Extracted data entries

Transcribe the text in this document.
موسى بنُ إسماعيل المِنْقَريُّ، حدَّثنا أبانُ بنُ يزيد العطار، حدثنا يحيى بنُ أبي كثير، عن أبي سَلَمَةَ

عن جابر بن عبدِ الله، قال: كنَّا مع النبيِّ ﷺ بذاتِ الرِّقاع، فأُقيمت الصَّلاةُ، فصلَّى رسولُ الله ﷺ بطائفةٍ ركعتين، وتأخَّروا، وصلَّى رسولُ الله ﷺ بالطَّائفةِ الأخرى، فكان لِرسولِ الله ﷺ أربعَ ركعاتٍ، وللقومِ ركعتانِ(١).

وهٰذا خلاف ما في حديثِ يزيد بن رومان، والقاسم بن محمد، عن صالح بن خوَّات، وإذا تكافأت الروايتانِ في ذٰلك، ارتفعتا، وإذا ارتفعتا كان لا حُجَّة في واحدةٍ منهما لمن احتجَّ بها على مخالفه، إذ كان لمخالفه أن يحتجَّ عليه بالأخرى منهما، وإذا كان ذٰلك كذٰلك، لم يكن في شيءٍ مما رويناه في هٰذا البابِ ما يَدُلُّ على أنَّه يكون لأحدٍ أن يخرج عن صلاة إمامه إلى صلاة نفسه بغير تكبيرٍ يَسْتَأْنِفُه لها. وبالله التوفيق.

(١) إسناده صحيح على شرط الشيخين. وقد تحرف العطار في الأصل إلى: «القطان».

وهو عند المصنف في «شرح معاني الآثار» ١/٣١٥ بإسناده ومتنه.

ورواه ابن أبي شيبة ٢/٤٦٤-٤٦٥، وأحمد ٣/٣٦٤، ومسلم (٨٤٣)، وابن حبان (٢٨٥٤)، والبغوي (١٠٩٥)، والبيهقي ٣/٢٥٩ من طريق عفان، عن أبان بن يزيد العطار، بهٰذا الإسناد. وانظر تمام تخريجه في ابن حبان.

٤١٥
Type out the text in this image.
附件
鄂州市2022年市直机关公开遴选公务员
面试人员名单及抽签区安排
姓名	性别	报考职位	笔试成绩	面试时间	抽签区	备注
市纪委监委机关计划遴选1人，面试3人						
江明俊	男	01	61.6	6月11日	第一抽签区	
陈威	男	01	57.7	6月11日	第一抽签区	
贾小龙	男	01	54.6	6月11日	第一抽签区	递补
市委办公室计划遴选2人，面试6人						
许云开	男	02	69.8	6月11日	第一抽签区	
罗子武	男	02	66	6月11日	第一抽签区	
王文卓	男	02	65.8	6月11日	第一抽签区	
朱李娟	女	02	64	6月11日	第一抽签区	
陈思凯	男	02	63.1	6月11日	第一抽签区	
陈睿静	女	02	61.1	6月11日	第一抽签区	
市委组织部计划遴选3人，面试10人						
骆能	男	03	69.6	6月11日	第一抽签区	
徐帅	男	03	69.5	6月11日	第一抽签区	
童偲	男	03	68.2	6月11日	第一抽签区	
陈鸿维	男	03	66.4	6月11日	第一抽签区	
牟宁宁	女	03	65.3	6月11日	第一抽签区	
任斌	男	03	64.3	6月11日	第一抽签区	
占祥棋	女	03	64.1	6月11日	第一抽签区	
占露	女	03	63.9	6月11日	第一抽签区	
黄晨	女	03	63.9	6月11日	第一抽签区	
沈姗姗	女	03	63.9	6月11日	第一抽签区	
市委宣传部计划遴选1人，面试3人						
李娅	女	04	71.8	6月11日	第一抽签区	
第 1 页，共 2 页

Brief: Looking at the records above, say how many lines hold the string "this". Write nothing but the number.

Exercise answer: 2